[Stored data entries]
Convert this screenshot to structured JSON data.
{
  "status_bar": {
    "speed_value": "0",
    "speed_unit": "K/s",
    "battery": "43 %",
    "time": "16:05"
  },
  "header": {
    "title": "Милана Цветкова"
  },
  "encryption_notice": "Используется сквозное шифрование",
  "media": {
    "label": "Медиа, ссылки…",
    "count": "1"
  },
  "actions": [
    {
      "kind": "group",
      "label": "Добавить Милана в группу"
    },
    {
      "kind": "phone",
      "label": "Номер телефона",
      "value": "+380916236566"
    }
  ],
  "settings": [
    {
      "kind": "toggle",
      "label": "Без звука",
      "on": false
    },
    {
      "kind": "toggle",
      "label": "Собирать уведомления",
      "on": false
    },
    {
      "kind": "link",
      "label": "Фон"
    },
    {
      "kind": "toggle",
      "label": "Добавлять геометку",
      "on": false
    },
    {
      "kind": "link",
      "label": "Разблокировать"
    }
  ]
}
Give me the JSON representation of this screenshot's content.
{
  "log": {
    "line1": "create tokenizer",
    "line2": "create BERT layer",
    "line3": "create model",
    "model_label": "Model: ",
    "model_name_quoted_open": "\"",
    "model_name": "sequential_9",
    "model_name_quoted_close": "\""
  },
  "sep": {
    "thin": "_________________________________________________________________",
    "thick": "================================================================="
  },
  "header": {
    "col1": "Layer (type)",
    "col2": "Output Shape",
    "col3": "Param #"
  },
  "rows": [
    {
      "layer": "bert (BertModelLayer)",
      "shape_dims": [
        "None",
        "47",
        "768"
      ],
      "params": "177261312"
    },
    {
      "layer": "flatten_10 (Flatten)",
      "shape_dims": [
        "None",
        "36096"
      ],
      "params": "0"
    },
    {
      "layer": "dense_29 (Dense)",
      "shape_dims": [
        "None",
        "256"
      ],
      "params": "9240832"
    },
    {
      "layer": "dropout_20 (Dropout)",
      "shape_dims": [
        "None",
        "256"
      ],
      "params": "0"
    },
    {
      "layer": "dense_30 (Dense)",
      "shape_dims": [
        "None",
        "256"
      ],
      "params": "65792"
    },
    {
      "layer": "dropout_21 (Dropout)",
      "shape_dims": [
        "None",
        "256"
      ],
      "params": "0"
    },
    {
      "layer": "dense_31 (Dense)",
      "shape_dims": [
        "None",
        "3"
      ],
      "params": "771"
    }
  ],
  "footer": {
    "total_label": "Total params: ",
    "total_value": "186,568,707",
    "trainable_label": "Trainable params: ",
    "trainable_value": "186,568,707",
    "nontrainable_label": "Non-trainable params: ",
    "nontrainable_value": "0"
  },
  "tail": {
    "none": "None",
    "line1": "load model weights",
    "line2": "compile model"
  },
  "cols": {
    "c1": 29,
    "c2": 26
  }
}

Problem description –
Give the number of lines above in which the word "screenshot" occurs, with nothing else.

Written response –
2